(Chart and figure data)
........

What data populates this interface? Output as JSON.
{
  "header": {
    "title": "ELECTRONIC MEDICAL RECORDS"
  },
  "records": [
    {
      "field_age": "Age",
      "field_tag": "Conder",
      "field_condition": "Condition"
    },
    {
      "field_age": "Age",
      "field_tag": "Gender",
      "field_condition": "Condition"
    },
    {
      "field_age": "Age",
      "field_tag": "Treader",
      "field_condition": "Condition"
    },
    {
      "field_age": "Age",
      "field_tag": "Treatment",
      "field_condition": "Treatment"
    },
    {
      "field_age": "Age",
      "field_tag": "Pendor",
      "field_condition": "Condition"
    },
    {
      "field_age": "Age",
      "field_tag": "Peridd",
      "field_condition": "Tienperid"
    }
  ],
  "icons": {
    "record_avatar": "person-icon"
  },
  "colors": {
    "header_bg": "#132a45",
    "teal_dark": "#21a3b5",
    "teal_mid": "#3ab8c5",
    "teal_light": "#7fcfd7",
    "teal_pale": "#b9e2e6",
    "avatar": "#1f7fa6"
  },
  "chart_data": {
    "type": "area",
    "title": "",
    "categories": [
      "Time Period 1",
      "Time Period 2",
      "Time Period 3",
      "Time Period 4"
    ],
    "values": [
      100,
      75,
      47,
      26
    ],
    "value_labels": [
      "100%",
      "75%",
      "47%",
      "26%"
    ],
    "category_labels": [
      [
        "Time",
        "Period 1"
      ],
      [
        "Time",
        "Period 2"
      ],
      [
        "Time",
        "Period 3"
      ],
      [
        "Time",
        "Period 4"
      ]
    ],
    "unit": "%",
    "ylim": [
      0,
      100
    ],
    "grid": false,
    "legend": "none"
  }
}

........

→ YOUR OBJECTIVE: Your task is to transcribe the listing above in full, exactly as given.

→ SOLUTION TO THIS EXERCISE:
What data populates this interface? Output as JSON.
{
  "header": {
    "title": "ELECTRONIC MEDICAL RECORDS"
  },
  "records": [
    {
      "field_age": "Age",
      "field_tag": "Conder",
      "field_condition": "Condition"
    },
    {
      "field_age": "Age",
      "field_tag": "Gender",
      "field_condition": "Condition"
    },
    {
      "field_age": "Age",
      "field_tag": "Treader",
      "field_condition": "Condition"
    },
    {
      "field_age": "Age",
      "field_tag": "Treatment",
      "field_condition": "Treatment"
    },
    {
      "field_age": "Age",
      "field_tag": "Pendor",
      "field_condition": "Condition"
    },
    {
      "field_age": "Age",
      "field_tag": "Peridd",
      "field_condition": "Tienperid"
    }
  ],
  "icons": {
    "record_avatar": "person-icon"
  },
  "colors": {
    "header_bg": "#132a45",
    "teal_dark": "#21a3b5",
    "teal_mid": "#3ab8c5",
    "teal_light": "#7fcfd7",
    "teal_pale": "#b9e2e6",
    "avatar": "#1f7fa6"
  },
  "chart_data": {
    "type": "area",
    "title": "",
    "categories": [
      "Time Period 1",
      "Time Period 2",
      "Time Period 3",
      "Time Period 4"
    ],
    "values": [
      100,
      75,
      47,
      26
    ],
    "value_labels": [
      "100%",
      "75%",
      "47%",
      "26%"
    ],
    "category_labels": [
      [
        "Time",
        "Period 1"
      ],
      [
        "Time",
        "Period 2"
      ],
      [
        "Time",
        "Period 3"
      ],
      [
        "Time",
        "Period 4"
      ]
    ],
    "unit": "%",
    "ylim": [
      0,
      100
    ],
    "grid": false,
    "legend": "none"
  }
}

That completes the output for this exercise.